▸ WRITTEN PROBLEM:
Collect each line containing "उपलब".

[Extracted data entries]
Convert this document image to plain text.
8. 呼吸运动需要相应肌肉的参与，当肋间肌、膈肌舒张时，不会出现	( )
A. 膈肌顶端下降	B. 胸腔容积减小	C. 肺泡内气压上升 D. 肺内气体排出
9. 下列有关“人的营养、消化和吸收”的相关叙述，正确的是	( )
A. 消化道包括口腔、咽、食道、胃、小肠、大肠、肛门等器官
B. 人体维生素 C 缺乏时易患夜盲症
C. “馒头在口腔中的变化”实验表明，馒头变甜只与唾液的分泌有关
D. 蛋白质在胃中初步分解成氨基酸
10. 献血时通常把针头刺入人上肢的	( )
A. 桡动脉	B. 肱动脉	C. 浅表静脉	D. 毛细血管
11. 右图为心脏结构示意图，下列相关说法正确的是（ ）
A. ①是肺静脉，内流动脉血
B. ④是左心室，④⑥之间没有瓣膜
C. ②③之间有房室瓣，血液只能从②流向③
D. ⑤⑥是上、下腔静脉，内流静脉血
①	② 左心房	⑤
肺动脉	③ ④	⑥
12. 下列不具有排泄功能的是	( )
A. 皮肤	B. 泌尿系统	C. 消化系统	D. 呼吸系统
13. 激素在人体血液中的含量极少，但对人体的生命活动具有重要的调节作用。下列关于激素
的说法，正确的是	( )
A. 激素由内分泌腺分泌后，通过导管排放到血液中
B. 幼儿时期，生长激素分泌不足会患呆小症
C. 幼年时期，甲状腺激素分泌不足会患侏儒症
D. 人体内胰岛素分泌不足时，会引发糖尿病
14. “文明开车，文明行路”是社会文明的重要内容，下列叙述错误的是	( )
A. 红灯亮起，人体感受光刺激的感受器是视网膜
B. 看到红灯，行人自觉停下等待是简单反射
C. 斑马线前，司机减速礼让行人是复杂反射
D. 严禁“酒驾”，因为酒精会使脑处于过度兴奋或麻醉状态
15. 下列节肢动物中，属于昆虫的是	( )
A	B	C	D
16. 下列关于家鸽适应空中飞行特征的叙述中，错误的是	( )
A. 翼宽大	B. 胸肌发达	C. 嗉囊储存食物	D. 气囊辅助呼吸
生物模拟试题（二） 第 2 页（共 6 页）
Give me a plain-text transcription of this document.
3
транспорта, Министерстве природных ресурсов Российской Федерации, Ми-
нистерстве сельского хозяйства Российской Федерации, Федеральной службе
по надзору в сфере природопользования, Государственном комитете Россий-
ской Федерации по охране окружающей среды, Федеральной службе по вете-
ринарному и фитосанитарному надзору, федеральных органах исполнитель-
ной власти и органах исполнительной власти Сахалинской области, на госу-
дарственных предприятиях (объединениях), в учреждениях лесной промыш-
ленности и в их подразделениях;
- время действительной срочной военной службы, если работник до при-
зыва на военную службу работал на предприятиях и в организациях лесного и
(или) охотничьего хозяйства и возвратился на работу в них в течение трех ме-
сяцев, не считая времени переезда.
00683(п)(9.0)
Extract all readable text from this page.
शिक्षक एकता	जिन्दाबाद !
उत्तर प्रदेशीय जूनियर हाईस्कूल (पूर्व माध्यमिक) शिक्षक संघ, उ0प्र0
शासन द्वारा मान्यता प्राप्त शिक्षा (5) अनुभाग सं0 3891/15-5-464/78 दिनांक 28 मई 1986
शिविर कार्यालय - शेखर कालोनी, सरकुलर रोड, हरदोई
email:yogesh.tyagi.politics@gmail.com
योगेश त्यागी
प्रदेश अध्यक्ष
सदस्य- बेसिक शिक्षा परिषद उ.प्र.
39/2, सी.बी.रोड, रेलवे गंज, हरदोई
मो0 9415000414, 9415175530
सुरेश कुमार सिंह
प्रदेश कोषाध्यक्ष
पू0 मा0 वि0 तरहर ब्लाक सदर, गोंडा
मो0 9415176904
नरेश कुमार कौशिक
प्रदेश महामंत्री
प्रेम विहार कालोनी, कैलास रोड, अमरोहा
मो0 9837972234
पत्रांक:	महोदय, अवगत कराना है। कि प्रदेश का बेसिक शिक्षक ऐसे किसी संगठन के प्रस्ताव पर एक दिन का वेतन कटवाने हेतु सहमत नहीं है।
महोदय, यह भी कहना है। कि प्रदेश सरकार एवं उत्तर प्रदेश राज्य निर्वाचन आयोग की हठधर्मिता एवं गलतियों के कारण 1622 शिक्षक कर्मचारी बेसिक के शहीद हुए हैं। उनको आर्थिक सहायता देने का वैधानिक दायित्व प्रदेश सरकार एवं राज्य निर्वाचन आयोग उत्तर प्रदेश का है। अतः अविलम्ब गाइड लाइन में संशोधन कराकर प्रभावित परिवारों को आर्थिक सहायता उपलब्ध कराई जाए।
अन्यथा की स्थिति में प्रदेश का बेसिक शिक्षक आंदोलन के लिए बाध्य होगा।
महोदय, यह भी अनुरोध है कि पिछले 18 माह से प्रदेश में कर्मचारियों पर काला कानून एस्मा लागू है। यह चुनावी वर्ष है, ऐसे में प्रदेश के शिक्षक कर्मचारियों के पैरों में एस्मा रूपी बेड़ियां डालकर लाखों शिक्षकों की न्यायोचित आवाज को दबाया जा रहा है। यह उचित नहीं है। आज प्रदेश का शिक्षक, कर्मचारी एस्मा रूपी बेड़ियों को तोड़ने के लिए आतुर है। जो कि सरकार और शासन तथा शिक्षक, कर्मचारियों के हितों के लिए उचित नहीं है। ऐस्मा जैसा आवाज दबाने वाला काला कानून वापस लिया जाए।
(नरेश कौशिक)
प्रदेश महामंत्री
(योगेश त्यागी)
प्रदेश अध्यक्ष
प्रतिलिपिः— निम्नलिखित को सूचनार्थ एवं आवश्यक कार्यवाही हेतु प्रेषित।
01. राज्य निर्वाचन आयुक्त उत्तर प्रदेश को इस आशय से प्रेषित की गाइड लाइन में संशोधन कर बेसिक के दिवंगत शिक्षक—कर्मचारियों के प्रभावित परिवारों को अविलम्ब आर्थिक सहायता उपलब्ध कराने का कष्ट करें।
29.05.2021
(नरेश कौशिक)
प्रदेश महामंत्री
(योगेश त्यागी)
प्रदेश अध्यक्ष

▸ RESULT OF THE TASK:
महोदय, यह भी कहना है। कि प्रदेश सरकार एवं उत्तर प्रदेश राज्य निर्वाचन आयोग की हठधर्मिता एवं गलतियों के कारण 1622 शिक्षक कर्मचारी बेसिक के शहीद हुए हैं। उनको आर्थिक सहायता देने का वैधानिक दायित्व प्रदेश सरकार एवं राज्य निर्वाचन आयोग उत्तर प्रदेश का है। अतः अविलम्ब गाइड लाइन में संशोधन कराकर प्रभावित परिवारों को आर्थिक सहायता उपलब्ध कराई जाए।
01. राज्य निर्वाचन आयुक्त उत्तर प्रदेश को इस आशय से प्रेषित की गाइड लाइन में संशोधन कर बेसिक के दिवंगत शिक्षक—कर्मचारियों के प्रभावित परिवारों को अविलम्ब आर्थिक सहायता उपलब्ध कराने का कष्ट करें।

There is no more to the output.